(Work to complete):
Output all of the entries exactly as written.

□ □ □ □ □ □ □

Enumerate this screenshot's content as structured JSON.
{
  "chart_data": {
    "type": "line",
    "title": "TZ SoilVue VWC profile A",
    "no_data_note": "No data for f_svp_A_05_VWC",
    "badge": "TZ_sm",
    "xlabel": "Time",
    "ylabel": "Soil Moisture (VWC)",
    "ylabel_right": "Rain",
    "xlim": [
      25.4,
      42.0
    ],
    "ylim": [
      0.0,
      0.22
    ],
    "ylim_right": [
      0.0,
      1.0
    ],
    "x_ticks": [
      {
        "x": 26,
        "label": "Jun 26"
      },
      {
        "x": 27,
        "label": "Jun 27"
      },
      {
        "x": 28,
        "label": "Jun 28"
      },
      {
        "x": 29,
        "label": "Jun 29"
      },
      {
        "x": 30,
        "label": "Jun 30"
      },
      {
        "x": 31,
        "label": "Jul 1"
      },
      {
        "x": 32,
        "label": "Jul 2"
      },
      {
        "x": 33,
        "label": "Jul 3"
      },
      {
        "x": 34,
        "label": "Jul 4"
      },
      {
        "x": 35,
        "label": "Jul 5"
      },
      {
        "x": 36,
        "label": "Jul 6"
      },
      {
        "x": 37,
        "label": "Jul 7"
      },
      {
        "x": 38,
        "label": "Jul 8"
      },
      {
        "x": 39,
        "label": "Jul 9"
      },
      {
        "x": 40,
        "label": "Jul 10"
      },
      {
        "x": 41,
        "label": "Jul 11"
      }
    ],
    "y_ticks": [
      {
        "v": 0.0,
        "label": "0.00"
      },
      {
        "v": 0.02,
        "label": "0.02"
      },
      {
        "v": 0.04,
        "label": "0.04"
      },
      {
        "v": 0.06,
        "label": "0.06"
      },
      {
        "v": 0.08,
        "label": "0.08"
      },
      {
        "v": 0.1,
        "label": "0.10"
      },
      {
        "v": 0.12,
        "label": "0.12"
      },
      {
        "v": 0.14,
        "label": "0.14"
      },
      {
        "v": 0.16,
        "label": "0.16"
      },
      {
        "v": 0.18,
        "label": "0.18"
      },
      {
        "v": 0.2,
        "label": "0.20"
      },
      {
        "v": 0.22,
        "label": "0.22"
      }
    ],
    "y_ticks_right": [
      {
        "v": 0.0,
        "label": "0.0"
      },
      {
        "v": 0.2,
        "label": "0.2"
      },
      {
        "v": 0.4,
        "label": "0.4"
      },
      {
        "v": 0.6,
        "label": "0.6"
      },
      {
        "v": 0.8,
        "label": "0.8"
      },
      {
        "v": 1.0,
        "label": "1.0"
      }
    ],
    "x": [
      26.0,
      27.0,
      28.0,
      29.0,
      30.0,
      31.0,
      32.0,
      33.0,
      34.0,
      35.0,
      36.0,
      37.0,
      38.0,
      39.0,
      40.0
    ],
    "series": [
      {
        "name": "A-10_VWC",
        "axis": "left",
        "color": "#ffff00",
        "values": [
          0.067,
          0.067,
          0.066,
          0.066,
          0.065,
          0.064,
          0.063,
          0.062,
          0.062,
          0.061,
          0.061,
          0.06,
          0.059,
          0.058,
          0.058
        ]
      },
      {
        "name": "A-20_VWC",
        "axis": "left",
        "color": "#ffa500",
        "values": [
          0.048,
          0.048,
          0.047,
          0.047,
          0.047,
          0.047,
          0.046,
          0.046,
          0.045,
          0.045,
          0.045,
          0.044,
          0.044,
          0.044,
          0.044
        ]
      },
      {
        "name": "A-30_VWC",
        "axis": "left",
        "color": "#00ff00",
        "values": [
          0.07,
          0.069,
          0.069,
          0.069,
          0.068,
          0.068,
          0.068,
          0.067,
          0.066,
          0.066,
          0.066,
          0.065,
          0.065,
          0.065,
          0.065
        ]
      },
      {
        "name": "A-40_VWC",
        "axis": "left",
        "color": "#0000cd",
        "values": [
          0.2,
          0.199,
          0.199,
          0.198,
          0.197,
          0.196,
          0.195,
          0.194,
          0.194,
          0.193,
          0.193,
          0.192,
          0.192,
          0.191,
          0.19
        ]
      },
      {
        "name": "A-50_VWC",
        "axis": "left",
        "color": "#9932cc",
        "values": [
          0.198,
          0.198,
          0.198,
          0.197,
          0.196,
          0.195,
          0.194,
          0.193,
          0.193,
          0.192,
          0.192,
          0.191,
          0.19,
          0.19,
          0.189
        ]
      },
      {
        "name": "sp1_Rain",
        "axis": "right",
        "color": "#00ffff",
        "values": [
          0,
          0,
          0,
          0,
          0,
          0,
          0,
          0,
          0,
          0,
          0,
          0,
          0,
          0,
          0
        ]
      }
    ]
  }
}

□ □ □ □ □ □ □

(Complete response):
Enumerate this screenshot's content as structured JSON.
{
  "chart_data": {
    "type": "line",
    "title": "TZ SoilVue VWC profile A",
    "no_data_note": "No data for f_svp_A_05_VWC",
    "badge": "TZ_sm",
    "xlabel": "Time",
    "ylabel": "Soil Moisture (VWC)",
    "ylabel_right": "Rain",
    "xlim": [
      25.4,
      42.0
    ],
    "ylim": [
      0.0,
      0.22
    ],
    "ylim_right": [
      0.0,
      1.0
    ],
    "x_ticks": [
      {
        "x": 26,
        "label": "Jun 26"
      },
      {
        "x": 27,
        "label": "Jun 27"
      },
      {
        "x": 28,
        "label": "Jun 28"
      },
      {
        "x": 29,
        "label": "Jun 29"
      },
      {
        "x": 30,
        "label": "Jun 30"
      },
      {
        "x": 31,
        "label": "Jul 1"
      },
      {
        "x": 32,
        "label": "Jul 2"
      },
      {
        "x": 33,
        "label": "Jul 3"
      },
      {
        "x": 34,
        "label": "Jul 4"
      },
      {
        "x": 35,
        "label": "Jul 5"
      },
      {
        "x": 36,
        "label": "Jul 6"
      },
      {
        "x": 37,
        "label": "Jul 7"
      },
      {
        "x": 38,
        "label": "Jul 8"
      },
      {
        "x": 39,
        "label": "Jul 9"
      },
      {
        "x": 40,
        "label": "Jul 10"
      },
      {
        "x": 41,
        "label": "Jul 11"
      }
    ],
    "y_ticks": [
      {
        "v": 0.0,
        "label": "0.00"
      },
      {
        "v": 0.02,
        "label": "0.02"
      },
      {
        "v": 0.04,
        "label": "0.04"
      },
      {
        "v": 0.06,
        "label": "0.06"
      },
      {
        "v": 0.08,
        "label": "0.08"
      },
      {
        "v": 0.1,
        "label": "0.10"
      },
      {
        "v": 0.12,
        "label": "0.12"
      },
      {
        "v": 0.14,
        "label": "0.14"
      },
      {
        "v": 0.16,
        "label": "0.16"
      },
      {
        "v": 0.18,
        "label": "0.18"
      },
      {
        "v": 0.2,
        "label": "0.20"
      },
      {
        "v": 0.22,
        "label": "0.22"
      }
    ],
    "y_ticks_right": [
      {
        "v": 0.0,
        "label": "0.0"
      },
      {
        "v": 0.2,
        "label": "0.2"
      },
      {
        "v": 0.4,
        "label": "0.4"
      },
      {
        "v": 0.6,
        "label": "0.6"
      },
      {
        "v": 0.8,
        "label": "0.8"
      },
      {
        "v": 1.0,
        "label": "1.0"
      }
    ],
    "x": [
      26.0,
      27.0,
      28.0,
      29.0,
      30.0,
      31.0,
      32.0,
      33.0,
      34.0,
      35.0,
      36.0,
      37.0,
      38.0,
      39.0,
      40.0
    ],
    "series": [
      {
        "name": "A-10_VWC",
        "axis": "left",
        "color": "#ffff00",
        "values": [
          0.067,
          0.067,
          0.066,
          0.066,
          0.065,
          0.064,
          0.063,
          0.062,
          0.062,
          0.061,
          0.061,
          0.06,
          0.059,
          0.058,
          0.058
        ]
      },
      {
        "name": "A-20_VWC",
        "axis": "left",
        "color": "#ffa500",
        "values": [
          0.048,
          0.048,
          0.047,
          0.047,
          0.047,
          0.047,
          0.046,
          0.046,
          0.045,
          0.045,
          0.045,
          0.044,
          0.044,
          0.044,
          0.044
        ]
      },
      {
        "name": "A-30_VWC",
        "axis": "left",
        "color": "#00ff00",
        "values": [
          0.07,
          0.069,
          0.069,
          0.069,
          0.068,
          0.068,
          0.068,
          0.067,
          0.066,
          0.066,
          0.066,
          0.065,
          0.065,
          0.065,
          0.065
        ]
      },
      {
        "name": "A-40_VWC",
        "axis": "left",
        "color": "#0000cd",
        "values": [
          0.2,
          0.199,
          0.199,
          0.198,
          0.197,
          0.196,
          0.195,
          0.194,
          0.194,
          0.193,
          0.193,
          0.192,
          0.192,
          0.191,
          0.19
        ]
      },
      {
        "name": "A-50_VWC",
        "axis": "left",
        "color": "#9932cc",
        "values": [
          0.198,
          0.198,
          0.198,
          0.197,
          0.196,
          0.195,
          0.194,
          0.193,
          0.193,
          0.192,
          0.192,
          0.191,
          0.19,
          0.19,
          0.189
        ]
      },
      {
        "name": "sp1_Rain",
        "axis": "right",
        "color": "#00ffff",
        "values": [
          0,
          0,
          0,
          0,
          0,
          0,
          0,
          0,
          0,
          0,
          0,
          0,
          0,
          0,
          0
        ]
      }
    ]
  }
}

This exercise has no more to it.